[Working data start]

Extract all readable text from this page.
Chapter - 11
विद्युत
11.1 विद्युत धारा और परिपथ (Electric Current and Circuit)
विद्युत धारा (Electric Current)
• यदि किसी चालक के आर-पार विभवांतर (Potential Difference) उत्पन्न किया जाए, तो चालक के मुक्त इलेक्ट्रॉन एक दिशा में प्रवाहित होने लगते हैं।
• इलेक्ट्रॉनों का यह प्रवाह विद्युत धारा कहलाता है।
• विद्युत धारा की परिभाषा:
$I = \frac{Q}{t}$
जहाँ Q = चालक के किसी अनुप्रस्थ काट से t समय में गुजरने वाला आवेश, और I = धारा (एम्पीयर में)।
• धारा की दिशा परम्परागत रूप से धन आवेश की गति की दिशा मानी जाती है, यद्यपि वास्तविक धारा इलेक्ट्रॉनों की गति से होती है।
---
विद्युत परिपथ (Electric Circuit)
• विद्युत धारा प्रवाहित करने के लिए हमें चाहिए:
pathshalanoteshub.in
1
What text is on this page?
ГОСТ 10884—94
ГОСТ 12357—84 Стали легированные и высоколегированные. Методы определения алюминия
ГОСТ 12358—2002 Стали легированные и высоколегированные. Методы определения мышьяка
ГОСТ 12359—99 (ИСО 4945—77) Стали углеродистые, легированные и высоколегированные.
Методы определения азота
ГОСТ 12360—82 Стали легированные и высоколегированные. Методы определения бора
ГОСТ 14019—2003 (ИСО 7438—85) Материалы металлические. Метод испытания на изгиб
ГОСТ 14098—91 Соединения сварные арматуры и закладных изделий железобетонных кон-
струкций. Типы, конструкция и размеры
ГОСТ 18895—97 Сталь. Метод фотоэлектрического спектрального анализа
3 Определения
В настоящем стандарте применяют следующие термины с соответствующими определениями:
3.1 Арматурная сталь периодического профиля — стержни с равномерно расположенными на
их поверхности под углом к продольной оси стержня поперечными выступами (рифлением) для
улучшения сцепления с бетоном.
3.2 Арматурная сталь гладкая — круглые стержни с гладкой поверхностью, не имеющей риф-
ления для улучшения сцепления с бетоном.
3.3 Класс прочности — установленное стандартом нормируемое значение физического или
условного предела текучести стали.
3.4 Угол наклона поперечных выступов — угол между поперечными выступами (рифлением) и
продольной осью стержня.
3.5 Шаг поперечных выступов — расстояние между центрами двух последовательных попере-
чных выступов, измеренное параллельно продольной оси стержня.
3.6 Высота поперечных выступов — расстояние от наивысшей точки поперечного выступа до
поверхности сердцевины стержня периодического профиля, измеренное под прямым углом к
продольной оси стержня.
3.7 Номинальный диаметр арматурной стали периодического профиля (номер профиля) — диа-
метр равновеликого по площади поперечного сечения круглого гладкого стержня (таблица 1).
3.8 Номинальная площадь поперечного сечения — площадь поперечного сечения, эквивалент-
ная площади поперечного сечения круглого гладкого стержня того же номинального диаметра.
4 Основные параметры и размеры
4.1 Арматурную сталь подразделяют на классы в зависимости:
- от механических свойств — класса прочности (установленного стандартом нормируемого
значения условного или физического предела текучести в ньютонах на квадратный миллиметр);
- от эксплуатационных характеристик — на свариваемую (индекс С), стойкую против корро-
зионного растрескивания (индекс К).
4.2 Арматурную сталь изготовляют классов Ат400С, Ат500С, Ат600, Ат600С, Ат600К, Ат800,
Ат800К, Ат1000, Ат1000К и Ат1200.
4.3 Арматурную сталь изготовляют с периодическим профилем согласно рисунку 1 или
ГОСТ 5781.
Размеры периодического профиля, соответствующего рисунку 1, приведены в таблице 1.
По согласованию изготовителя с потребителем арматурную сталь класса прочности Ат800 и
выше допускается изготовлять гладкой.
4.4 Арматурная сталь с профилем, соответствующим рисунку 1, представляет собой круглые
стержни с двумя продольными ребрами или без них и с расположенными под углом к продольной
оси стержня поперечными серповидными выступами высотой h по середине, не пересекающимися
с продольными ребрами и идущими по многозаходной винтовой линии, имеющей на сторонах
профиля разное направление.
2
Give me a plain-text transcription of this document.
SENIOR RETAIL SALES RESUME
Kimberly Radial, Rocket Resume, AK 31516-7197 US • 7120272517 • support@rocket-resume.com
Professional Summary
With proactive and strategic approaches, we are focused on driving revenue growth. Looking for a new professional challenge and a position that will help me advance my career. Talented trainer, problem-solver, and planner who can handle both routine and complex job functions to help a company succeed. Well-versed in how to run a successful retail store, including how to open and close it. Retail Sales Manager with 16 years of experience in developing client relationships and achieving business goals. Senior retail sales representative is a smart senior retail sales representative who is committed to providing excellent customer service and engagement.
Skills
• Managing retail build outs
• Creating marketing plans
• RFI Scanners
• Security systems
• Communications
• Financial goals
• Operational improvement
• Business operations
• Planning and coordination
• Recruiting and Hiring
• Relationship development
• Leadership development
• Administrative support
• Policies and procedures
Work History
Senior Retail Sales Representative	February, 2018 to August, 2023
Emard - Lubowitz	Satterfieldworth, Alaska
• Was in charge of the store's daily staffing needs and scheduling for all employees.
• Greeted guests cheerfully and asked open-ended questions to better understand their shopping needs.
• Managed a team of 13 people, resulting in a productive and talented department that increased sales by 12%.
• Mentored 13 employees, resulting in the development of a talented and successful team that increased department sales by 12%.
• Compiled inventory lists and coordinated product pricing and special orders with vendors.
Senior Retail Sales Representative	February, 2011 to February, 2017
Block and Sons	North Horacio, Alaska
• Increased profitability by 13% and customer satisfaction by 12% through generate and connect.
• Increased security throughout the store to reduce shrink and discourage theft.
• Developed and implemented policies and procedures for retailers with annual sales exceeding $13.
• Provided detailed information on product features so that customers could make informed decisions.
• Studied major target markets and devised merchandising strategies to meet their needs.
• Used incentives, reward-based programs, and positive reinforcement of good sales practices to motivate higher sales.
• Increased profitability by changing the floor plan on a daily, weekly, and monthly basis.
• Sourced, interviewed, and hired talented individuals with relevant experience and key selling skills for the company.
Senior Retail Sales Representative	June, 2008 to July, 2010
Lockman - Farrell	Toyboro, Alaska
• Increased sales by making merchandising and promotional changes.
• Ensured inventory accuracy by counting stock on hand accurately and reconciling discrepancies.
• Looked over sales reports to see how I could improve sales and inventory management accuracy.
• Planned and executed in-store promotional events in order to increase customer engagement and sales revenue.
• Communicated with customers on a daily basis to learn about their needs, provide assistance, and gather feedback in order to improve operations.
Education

[Working data end]

- _Directions for this task_: In the records above, how many lines contain the string "inventory"? State that number only.

- _Problem solution_: 3